• **Goal**
Count how many lines hold the string "from", and give only that number.

[Collected data entries]
---

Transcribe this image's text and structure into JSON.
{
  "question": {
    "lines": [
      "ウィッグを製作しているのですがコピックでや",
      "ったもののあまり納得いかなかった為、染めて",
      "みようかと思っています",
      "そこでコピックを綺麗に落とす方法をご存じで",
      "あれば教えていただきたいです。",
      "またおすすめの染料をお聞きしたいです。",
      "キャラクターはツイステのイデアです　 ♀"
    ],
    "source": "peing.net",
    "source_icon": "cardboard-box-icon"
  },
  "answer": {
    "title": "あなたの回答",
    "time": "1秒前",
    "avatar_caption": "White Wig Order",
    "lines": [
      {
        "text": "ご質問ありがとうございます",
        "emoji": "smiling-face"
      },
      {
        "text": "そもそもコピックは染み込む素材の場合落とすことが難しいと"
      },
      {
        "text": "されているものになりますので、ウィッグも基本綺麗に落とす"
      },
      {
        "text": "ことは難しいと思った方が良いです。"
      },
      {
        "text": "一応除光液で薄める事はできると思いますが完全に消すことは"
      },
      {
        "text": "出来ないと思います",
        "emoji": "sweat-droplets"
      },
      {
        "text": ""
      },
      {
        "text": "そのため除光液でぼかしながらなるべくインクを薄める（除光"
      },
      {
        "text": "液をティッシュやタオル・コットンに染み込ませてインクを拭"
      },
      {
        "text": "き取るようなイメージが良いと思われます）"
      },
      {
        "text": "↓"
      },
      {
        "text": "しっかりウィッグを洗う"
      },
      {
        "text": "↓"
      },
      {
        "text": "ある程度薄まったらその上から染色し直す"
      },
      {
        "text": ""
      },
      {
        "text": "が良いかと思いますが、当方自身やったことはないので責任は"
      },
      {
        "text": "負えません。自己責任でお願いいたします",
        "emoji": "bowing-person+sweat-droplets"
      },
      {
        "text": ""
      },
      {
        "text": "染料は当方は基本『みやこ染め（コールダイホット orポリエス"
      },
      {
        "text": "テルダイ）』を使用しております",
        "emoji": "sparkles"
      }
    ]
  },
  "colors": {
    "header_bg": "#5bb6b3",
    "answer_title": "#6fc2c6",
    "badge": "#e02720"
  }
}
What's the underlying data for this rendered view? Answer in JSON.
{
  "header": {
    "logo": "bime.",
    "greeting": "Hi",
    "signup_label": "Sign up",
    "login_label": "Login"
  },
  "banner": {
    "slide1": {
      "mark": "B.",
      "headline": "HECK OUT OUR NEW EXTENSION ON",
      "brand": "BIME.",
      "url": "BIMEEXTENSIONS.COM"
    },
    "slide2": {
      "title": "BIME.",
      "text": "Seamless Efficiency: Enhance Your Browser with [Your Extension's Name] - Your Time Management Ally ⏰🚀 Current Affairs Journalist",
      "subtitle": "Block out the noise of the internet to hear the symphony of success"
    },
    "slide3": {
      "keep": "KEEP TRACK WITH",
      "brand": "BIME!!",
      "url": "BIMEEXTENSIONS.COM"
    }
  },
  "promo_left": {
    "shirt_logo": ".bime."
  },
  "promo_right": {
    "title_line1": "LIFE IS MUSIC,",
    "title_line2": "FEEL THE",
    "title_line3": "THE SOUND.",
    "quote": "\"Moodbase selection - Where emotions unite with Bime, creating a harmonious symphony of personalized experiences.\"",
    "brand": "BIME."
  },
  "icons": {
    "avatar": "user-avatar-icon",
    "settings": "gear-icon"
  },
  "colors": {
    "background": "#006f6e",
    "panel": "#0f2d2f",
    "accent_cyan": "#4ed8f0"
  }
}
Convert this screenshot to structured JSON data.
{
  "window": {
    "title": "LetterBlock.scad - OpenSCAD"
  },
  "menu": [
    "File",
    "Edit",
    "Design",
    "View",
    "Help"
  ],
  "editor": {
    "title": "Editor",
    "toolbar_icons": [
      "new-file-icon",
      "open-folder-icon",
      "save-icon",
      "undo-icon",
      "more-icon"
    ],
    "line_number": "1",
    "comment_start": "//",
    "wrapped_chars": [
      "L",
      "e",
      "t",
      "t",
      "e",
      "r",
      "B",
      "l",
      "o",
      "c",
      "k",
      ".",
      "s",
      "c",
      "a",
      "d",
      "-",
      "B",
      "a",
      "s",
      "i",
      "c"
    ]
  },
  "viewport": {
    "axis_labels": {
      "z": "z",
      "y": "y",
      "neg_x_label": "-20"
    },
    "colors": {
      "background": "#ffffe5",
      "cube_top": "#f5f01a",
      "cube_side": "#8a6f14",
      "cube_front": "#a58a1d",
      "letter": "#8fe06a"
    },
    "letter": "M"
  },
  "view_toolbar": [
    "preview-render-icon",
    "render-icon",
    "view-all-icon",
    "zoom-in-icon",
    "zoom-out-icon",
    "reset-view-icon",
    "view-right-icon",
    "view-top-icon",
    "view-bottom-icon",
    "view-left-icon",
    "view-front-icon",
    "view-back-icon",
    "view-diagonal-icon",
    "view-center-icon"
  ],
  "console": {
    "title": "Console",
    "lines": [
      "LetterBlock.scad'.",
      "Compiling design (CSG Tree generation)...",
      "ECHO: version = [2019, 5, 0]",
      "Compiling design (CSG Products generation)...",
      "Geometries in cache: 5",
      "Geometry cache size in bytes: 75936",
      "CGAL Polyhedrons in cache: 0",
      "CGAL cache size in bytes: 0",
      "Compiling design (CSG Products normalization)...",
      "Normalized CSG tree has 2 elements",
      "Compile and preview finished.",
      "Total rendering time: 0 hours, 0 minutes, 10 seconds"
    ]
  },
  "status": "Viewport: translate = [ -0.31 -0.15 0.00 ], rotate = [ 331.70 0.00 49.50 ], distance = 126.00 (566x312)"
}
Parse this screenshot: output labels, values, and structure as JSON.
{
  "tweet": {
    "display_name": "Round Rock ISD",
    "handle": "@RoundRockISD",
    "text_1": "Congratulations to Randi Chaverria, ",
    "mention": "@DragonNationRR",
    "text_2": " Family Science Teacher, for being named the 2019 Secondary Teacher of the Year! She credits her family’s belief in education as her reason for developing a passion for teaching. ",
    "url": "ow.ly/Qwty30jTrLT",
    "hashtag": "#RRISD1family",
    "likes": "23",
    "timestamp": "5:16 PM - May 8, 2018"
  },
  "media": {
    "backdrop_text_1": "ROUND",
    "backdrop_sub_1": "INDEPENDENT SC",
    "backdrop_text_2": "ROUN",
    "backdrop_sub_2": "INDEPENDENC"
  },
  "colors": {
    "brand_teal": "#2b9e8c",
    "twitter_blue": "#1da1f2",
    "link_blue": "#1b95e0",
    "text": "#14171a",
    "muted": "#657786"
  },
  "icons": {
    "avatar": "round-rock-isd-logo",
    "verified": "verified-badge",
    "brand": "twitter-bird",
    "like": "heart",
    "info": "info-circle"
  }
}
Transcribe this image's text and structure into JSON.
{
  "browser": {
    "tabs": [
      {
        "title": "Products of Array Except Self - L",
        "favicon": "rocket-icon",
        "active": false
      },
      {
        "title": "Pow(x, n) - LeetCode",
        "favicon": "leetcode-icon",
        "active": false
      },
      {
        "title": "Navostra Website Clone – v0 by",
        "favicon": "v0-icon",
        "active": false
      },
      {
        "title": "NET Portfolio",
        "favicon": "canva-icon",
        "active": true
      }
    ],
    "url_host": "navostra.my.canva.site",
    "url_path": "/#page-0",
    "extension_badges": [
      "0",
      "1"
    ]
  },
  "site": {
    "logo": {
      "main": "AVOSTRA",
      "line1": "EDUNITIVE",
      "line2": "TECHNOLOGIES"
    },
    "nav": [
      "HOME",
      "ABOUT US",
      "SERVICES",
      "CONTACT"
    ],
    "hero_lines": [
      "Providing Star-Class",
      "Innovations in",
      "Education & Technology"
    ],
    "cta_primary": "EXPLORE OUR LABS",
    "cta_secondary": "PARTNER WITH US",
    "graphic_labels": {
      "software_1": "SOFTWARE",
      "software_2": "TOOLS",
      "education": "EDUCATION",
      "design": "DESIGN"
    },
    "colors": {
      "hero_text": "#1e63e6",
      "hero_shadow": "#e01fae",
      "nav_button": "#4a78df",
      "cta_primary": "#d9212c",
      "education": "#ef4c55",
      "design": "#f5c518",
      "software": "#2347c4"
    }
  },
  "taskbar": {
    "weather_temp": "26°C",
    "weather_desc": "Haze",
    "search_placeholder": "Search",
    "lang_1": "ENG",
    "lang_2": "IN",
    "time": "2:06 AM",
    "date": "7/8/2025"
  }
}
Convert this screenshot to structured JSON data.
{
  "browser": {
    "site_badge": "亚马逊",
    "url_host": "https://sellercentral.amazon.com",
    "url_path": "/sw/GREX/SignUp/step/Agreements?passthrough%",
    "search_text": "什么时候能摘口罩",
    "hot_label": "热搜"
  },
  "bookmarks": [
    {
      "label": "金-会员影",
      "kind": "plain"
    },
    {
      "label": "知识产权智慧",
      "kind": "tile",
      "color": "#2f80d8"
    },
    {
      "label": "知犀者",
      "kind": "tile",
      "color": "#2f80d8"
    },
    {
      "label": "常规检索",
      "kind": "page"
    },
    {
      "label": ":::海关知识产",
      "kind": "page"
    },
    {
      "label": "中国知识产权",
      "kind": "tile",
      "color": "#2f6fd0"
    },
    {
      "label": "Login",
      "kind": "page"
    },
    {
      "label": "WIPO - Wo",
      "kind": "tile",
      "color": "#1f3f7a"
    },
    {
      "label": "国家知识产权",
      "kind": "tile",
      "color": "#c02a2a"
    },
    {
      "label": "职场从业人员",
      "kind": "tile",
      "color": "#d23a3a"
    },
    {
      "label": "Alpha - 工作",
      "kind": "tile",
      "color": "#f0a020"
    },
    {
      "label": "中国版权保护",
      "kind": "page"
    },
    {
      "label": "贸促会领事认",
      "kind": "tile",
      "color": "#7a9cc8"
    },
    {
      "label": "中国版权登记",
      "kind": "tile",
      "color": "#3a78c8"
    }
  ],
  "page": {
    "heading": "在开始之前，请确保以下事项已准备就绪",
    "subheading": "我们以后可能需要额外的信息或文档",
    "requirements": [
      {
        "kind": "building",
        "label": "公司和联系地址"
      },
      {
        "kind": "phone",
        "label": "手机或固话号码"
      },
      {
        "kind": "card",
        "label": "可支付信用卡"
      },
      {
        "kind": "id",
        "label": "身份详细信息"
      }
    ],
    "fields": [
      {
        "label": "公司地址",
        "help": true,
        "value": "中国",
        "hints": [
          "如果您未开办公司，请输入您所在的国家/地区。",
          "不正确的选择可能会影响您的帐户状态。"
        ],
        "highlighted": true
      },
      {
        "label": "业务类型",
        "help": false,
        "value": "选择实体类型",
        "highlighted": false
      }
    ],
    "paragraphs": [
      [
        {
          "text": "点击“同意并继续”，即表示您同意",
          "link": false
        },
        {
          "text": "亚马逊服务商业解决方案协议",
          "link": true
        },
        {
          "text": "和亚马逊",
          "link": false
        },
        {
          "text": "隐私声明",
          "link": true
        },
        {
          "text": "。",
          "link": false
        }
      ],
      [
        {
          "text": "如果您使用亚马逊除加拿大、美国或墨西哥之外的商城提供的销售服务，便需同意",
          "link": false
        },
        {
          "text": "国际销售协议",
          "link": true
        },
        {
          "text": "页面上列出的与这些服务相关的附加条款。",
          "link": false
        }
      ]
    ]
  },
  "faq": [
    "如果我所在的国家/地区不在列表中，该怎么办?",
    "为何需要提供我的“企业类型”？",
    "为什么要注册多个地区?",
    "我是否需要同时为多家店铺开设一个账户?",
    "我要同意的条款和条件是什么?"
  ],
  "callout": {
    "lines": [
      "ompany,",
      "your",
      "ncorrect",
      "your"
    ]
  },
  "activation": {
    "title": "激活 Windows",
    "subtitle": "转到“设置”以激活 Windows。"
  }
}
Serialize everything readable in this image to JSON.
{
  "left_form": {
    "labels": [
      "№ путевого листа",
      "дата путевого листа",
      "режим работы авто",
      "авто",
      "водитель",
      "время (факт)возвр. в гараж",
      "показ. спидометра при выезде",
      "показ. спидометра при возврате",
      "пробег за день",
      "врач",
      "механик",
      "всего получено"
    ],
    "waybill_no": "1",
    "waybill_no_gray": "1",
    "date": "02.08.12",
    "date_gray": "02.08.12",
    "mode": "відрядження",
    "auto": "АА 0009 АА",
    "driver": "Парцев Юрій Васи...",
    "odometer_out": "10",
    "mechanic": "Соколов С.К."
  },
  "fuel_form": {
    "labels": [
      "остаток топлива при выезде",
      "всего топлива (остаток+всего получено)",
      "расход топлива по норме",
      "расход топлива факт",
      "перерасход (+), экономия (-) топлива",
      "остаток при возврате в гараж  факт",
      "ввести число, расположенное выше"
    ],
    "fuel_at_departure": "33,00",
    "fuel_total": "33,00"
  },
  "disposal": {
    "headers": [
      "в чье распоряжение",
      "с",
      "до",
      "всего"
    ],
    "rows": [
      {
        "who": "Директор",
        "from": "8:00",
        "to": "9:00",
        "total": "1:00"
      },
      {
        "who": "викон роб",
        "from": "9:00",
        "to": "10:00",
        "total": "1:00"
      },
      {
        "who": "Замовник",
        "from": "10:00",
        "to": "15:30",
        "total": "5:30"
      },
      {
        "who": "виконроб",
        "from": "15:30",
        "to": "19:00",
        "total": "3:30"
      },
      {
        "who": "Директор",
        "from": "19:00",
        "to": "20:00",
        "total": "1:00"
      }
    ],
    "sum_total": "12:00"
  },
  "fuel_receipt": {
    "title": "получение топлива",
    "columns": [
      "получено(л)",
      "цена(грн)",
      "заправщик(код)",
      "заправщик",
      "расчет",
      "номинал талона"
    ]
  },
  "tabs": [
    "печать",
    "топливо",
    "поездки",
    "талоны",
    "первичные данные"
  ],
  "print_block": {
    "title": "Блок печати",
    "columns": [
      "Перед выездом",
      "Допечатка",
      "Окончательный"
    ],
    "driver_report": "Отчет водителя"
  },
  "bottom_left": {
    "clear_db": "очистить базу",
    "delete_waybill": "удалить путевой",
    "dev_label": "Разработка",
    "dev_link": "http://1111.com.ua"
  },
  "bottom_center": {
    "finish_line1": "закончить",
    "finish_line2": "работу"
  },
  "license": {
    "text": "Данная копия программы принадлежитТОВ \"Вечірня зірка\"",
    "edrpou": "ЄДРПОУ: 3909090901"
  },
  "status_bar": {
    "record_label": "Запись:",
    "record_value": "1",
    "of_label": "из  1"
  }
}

---

• **Reply to the exercise**
5